_EXERCISE TASK_
Transcribe the records below exactly as they appear.
**** DATASET CONTENT ****
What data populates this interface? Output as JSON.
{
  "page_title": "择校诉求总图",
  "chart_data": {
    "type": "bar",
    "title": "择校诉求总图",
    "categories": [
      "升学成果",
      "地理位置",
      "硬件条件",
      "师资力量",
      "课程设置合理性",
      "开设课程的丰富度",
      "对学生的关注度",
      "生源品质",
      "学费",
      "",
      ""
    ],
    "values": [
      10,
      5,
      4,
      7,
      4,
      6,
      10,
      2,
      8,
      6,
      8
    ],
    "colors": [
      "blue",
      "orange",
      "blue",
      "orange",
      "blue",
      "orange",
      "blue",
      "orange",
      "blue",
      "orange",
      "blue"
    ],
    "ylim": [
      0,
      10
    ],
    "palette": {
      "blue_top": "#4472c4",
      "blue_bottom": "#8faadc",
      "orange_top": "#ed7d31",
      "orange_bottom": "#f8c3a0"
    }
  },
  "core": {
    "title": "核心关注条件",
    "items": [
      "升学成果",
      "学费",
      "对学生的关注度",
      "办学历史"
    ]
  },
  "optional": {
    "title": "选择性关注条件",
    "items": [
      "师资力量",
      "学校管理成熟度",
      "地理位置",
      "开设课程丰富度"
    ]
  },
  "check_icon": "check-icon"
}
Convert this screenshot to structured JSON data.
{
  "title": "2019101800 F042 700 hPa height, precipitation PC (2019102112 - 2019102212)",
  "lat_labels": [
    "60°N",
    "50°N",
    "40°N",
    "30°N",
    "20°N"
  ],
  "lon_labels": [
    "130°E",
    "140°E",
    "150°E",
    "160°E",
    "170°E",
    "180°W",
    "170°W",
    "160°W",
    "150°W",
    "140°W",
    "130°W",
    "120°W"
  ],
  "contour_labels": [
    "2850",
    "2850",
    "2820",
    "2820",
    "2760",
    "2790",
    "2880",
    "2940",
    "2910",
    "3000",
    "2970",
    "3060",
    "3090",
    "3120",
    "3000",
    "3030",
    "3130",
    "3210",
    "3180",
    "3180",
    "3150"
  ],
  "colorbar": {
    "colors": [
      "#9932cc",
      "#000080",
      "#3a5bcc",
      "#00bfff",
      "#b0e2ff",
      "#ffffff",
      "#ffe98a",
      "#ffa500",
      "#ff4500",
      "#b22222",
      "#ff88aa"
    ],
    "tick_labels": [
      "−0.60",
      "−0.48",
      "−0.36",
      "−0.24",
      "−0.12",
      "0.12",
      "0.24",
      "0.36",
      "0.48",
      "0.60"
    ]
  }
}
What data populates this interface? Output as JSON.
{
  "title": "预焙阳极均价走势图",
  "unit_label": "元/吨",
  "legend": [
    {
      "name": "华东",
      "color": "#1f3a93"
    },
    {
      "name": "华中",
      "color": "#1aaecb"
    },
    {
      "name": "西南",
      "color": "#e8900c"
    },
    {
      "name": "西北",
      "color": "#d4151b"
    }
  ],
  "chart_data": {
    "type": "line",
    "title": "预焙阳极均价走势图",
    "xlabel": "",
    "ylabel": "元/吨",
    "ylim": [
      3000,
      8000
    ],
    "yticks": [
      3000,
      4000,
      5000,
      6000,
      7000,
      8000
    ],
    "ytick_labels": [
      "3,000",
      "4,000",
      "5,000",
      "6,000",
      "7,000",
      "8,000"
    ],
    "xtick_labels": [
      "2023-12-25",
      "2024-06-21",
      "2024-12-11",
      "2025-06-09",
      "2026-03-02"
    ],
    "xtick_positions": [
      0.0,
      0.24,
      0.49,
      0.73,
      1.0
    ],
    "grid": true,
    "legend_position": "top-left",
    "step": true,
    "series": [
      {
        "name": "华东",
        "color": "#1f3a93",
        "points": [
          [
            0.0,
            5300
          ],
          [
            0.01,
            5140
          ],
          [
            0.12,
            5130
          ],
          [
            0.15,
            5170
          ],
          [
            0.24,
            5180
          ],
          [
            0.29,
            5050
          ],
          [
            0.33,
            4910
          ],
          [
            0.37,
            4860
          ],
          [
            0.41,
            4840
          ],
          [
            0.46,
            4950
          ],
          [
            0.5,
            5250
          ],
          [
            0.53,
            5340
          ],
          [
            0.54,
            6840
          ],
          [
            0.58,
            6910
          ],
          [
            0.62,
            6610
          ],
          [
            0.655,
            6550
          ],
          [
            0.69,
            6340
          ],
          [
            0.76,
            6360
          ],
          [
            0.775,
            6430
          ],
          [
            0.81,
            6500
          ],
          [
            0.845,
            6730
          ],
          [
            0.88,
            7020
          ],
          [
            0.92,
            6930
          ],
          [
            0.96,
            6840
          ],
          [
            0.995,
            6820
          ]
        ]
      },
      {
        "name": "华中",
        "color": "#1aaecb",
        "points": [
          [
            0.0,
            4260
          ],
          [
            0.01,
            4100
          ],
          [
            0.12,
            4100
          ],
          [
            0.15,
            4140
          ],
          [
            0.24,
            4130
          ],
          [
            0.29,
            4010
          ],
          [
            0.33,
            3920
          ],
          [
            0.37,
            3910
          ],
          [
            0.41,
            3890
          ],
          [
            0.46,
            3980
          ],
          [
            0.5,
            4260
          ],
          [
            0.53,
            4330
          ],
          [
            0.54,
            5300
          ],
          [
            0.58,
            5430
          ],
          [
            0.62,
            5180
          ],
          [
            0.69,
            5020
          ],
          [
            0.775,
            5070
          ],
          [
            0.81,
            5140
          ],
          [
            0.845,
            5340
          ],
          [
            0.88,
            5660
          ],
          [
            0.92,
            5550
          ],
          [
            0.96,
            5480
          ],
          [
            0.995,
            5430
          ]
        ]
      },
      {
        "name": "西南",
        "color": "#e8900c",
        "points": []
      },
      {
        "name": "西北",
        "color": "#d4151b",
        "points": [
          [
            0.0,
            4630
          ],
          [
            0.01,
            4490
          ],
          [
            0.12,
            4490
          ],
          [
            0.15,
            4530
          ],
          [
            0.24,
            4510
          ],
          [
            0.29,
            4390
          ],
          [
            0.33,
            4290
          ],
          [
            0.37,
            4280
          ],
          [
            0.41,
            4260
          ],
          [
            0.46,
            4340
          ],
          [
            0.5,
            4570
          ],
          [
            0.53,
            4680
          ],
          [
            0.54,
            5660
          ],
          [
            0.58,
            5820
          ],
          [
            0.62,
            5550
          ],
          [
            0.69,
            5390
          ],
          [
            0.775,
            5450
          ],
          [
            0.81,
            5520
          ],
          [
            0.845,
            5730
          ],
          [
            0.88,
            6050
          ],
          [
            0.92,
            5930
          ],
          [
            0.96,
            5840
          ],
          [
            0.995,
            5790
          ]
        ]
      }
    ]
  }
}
****
_RESULT FOR THIS EXERCISE_
What data populates this interface? Output as JSON.
{
  "page_title": "择校诉求总图",
  "chart_data": {
    "type": "bar",
    "title": "择校诉求总图",
    "categories": [
      "升学成果",
      "地理位置",
      "硬件条件",
      "师资力量",
      "课程设置合理性",
      "开设课程的丰富度",
      "对学生的关注度",
      "生源品质",
      "学费",
      "",
      ""
    ],
    "values": [
      10,
      5,
      4,
      7,
      4,
      6,
      10,
      2,
      8,
      6,
      8
    ],
    "colors": [
      "blue",
      "orange",
      "blue",
      "orange",
      "blue",
      "orange",
      "blue",
      "orange",
      "blue",
      "orange",
      "blue"
    ],
    "ylim": [
      0,
      10
    ],
    "palette": {
      "blue_top": "#4472c4",
      "blue_bottom": "#8faadc",
      "orange_top": "#ed7d31",
      "orange_bottom": "#f8c3a0"
    }
  },
  "core": {
    "title": "核心关注条件",
    "items": [
      "升学成果",
      "学费",
      "对学生的关注度",
      "办学历史"
    ]
  },
  "optional": {
    "title": "选择性关注条件",
    "items": [
      "师资力量",
      "学校管理成熟度",
      "地理位置",
      "开设课程丰富度"
    ]
  },
  "check_icon": "check-icon"
}
Convert this screenshot to structured JSON data.
{
  "title": "2019101800 F042 700 hPa height, precipitation PC (2019102112 - 2019102212)",
  "lat_labels": [
    "60°N",
    "50°N",
    "40°N",
    "30°N",
    "20°N"
  ],
  "lon_labels": [
    "130°E",
    "140°E",
    "150°E",
    "160°E",
    "170°E",
    "180°W",
    "170°W",
    "160°W",
    "150°W",
    "140°W",
    "130°W",
    "120°W"
  ],
  "contour_labels": [
    "2850",
    "2850",
    "2820",
    "2820",
    "2760",
    "2790",
    "2880",
    "2940",
    "2910",
    "3000",
    "2970",
    "3060",
    "3090",
    "3120",
    "3000",
    "3030",
    "3130",
    "3210",
    "3180",
    "3180",
    "3150"
  ],
  "colorbar": {
    "colors": [
      "#9932cc",
      "#000080",
      "#3a5bcc",
      "#00bfff",
      "#b0e2ff",
      "#ffffff",
      "#ffe98a",
      "#ffa500",
      "#ff4500",
      "#b22222",
      "#ff88aa"
    ],
    "tick_labels": [
      "−0.60",
      "−0.48",
      "−0.36",
      "−0.24",
      "−0.12",
      "0.12",
      "0.24",
      "0.36",
      "0.48",
      "0.60"
    ]
  }
}
What data populates this interface? Output as JSON.
{
  "title": "预焙阳极均价走势图",
  "unit_label": "元/吨",
  "legend": [
    {
      "name": "华东",
      "color": "#1f3a93"
    },
    {
      "name": "华中",
      "color": "#1aaecb"
    },
    {
      "name": "西南",
      "color": "#e8900c"
    },
    {
      "name": "西北",
      "color": "#d4151b"
    }
  ],
  "chart_data": {
    "type": "line",
    "title": "预焙阳极均价走势图",
    "xlabel": "",
    "ylabel": "元/吨",
    "ylim": [
      3000,
      8000
    ],
    "yticks": [
      3000,
      4000,
      5000,
      6000,
      7000,
      8000
    ],
    "ytick_labels": [
      "3,000",
      "4,000",
      "5,000",
      "6,000",
      "7,000",
      "8,000"
    ],
    "xtick_labels": [
      "2023-12-25",
      "2024-06-21",
      "2024-12-11",
      "2025-06-09",
      "2026-03-02"
    ],
    "xtick_positions": [
      0.0,
      0.24,
      0.49,
      0.73,
      1.0
    ],
    "grid": true,
    "legend_position": "top-left",
    "step": true,
    "series": [
      {
        "name": "华东",
        "color": "#1f3a93",
        "points": [
          [
            0.0,
            5300
          ],
          [
            0.01,
            5140
          ],
          [
            0.12,
            5130
          ],
          [
            0.15,
            5170
          ],
          [
            0.24,
            5180
          ],
          [
            0.29,
            5050
          ],
          [
            0.33,
            4910
          ],
          [
            0.37,
            4860
          ],
          [
            0.41,
            4840
          ],
          [
            0.46,
            4950
          ],
          [
            0.5,
            5250
          ],
          [
            0.53,
            5340
          ],
          [
            0.54,
            6840
          ],
          [
            0.58,
            6910
          ],
          [
            0.62,
            6610
          ],
          [
            0.655,
            6550
          ],
          [
            0.69,
            6340
          ],
          [
            0.76,
            6360
          ],
          [
            0.775,
            6430
          ],
          [
            0.81,
            6500
          ],
          [
            0.845,
            6730
          ],
          [
            0.88,
            7020
          ],
          [
            0.92,
            6930
          ],
          [
            0.96,
            6840
          ],
          [
            0.995,
            6820
          ]
        ]
      },
      {
        "name": "华中",
        "color": "#1aaecb",
        "points": [
          [
            0.0,
            4260
          ],
          [
            0.01,
            4100
          ],
          [
            0.12,
            4100
          ],
          [
            0.15,
            4140
          ],
          [
            0.24,
            4130
          ],
          [
            0.29,
            4010
          ],
          [
            0.33,
            3920
          ],
          [
            0.37,
            3910
          ],
          [
            0.41,
            3890
          ],
          [
            0.46,
            3980
          ],
          [
            0.5,
            4260
          ],
          [
            0.53,
            4330
          ],
          [
            0.54,
            5300
          ],
          [
            0.58,
            5430
          ],
          [
            0.62,
            5180
          ],
          [
            0.69,
            5020
          ],
          [
            0.775,
            5070
          ],
          [
            0.81,
            5140
          ],
          [
            0.845,
            5340
          ],
          [
            0.88,
            5660
          ],
          [
            0.92,
            5550
          ],
          [
            0.96,
            5480
          ],
          [
            0.995,
            5430
          ]
        ]
      },
      {
        "name": "西南",
        "color": "#e8900c",
        "points": []
      },
      {
        "name": "西北",
        "color": "#d4151b",
        "points": [
          [
            0.0,
            4630
          ],
          [
            0.01,
            4490
          ],
          [
            0.12,
            4490
          ],
          [
            0.15,
            4530
          ],
          [
            0.24,
            4510
          ],
          [
            0.29,
            4390
          ],
          [
            0.33,
            4290
          ],
          [
            0.37,
            4280
          ],
          [
            0.41,
            4260
          ],
          [
            0.46,
            4340
          ],
          [
            0.5,
            4570
          ],
          [
            0.53,
            4680
          ],
          [
            0.54,
            5660
          ],
          [
            0.58,
            5820
          ],
          [
            0.62,
            5550
          ],
          [
            0.69,
            5390
          ],
          [
            0.775,
            5450
          ],
          [
            0.81,
            5520
          ],
          [
            0.845,
            5730
          ],
          [
            0.88,
            6050
          ],
          [
            0.92,
            5930
          ],
          [
            0.96,
            5840
          ],
          [
            0.995,
            5790
          ]
        ]
      }
    ]
  }
}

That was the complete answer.